[cpp-threads] Examples of cross-thread ordering

Tue Jul 11 01:43:45 BST 2006

> -----Original Message-----
> From: cpp-threads-bounces at decadentplace.org.uk 
> [mailto:cpp-threads-bounces at decadentplace.org.uk] On Behalf 
> Of Jeremy Manson
> Sent: Monday, July 10, 2006 3:39 PM
> To: C++ threads standardisation
> Subject: Re: [cpp-threads] Examples of cross-thread ordering
> 
> 
> Hi Herb,
> 
> Herb Sutter wrote:
> 
> > Example 1:
> > 
> >   // thread T1
> >   x = 1;	// a
> >   y = 2;	// b
> >   r1 = y;	// c
> > 
> >   // thread T2
> >   y = 3;	// d
> >   x = 4;	// e
> >   r2 = x;	// f
> > 
> > It is possible to have r1 == 3 and r2 == 1? How is the 
> answer derived 
> > from applying the rules in the Java and draft C++ memory models?
> 
> Java doesn't allow this result for volatiles.  All accesses 
> to volatiles need to be in a single, total order, where each 
> read returns the last write to that variable (i.e., 
> sequentially consistent).  This is not such a result.
> 
The current C++ proposal does allow this with plain atomic<>
assignments, though Herb and I were discussing whether this is the
correct default.  Currently stores only have release semantics and loads
only have acquire semantics.  Unlike Java, the current proposal is to
not insist on a total order among atomic<> operations.  You end up with

a -> b
a -> f
d -> e
d -> c

which is acyclic.  But even adding the extra Java edges it would still
be.  The difference is really the insistence on the total order.

Somewhat intuitively, the current C++ proposal allows writes to be
delayed, e.g. in a write-buffer, before they are seen remotely.  This
seems to model what hardware (particularly X96) can do cheaply.  But in
slightly weird cases like this, it gives you a less expected outcome.

Thinking about this more, it seems a bit tricky to provide both the Java
version and the current version, but I think it can be done if we want.
> 
> > 
> > 
> > Example 2:
> > 
> >   // thread T1
> >   x = 1;	// a
> >   r1 = y;	// b
> >   r2 = y;	// c
> > 
> >   // thread T2
> >   y = 2;	// d
> >   z = 6;
> > 
> >   // thread T3
> >   y = 4;	// e
> >   r3 = z;
> >   x = 8;	// f
> >   r4 = x;	// g
> > 
> > If r1 == 2 and r2 == 4 (and r3 == 6), is it possible to 
> have r4 == 1?
> 
> 
> I don't see how; it doesn't look as if there is a total order 
> that would reflect that.
Again, the current C++ proposal does not insist on the total order, and
I think this would be allowed.

REQUIREMENTS:
(a) Return the stretch from "which is acyclic." through "less expected outcome." of the cross-thread ordering discussion, copied word for word.
(b) Decide whether each statement agrees with the cross-thread ordering discussion. Answer yes or no, and quote the words of the discussion that settle it. (i) Java allows r1 == 3 and r2 == 1 in Example 1 for volatiles. (ii) In the current C++ proposal, stores have only release semantics. (iii) The current C++ proposal insists on a total order among atomic<> operations.
(c) Extend the cross-thread ordering discussion, starting right after its final sentence.
The lines after this point come from a different source.

MATERIAL PROVIDED:
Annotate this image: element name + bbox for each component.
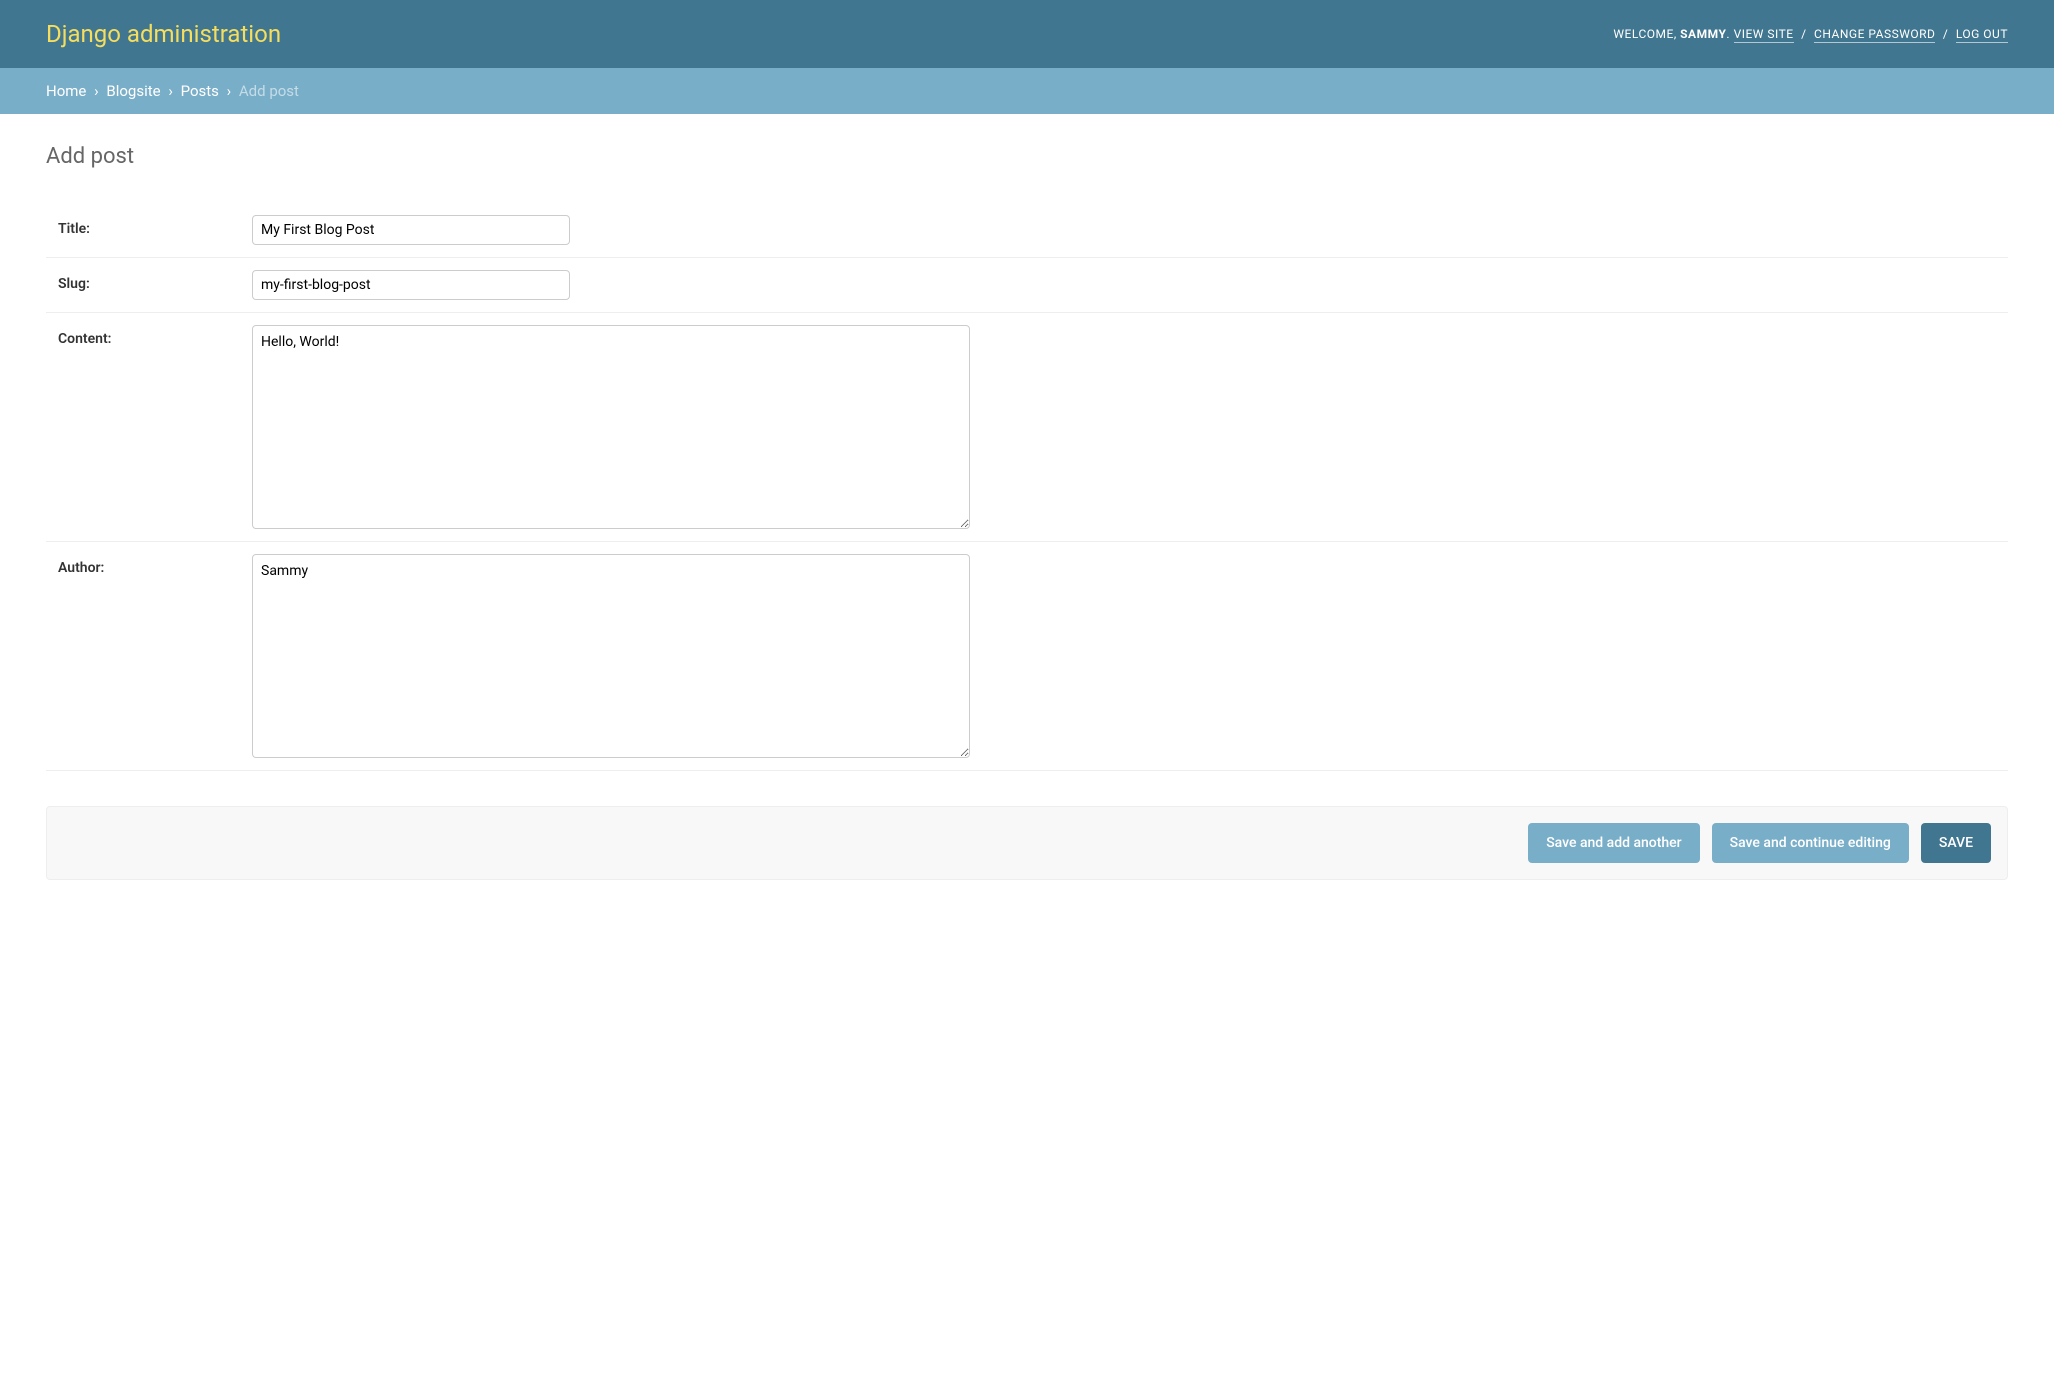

ANSWERS IN ORDER:
(a)
which is acyclic.  But even adding the extra Java edges it would still
be.  The difference is really the insistence on the total order.

Somewhat intuitively, the current C++ proposal allows writes to be
delayed, e.g. in a write-buffer, before they are seen remotely.  This
seems to model what hardware (particularly X96) can do cheaply.  But in
slightly weird cases like this, it gives you a less expected outcome.

(b)
(i) No: "Java doesn't allow this result for volatiles."
(ii) Yes: "Currently stores only have release semantics and loads only have acquire semantics."
(iii) No: "Unlike Java, the current proposal is to not insist on a total order among atomic<> operations."

(c)
> 
> > 
> > (I think that variable z, and therefore r3, seem to be 
> unnecessary and 
> > I'll write Arvind separately about that, but I include it as it 
> > appears in the original example.)
> > 
> > 
> > Example 3:
> > 
> >   // thread T1
> >   x = 1;	// a
> >   y = 3;	// b
> >   r1 = y;	// c
> > 
> >   // thread T2
> >   y = 4;	// d
> >   r2 = x;	// e
> > 
> >   // thread T3
> >   x = 2;	// f
> > 
> > If r1 == 4 and r2 == 2, what if anything can we say about a 
> > happens-before relationship between lines a and f?
> 
> 
> Not a lot.  If -> is the happens-before relationship, we can 
> say a -> b 
> -> c, d -> e, f -> e and d -> c.  If there is no other code creating
> happens-before relationships, then we can say that there 
> isn't a happens-before relationship between the two.
The way the C++ proposal is currently formulated, we lose b -> c and d
-> e.
Otherwise the answer is the same.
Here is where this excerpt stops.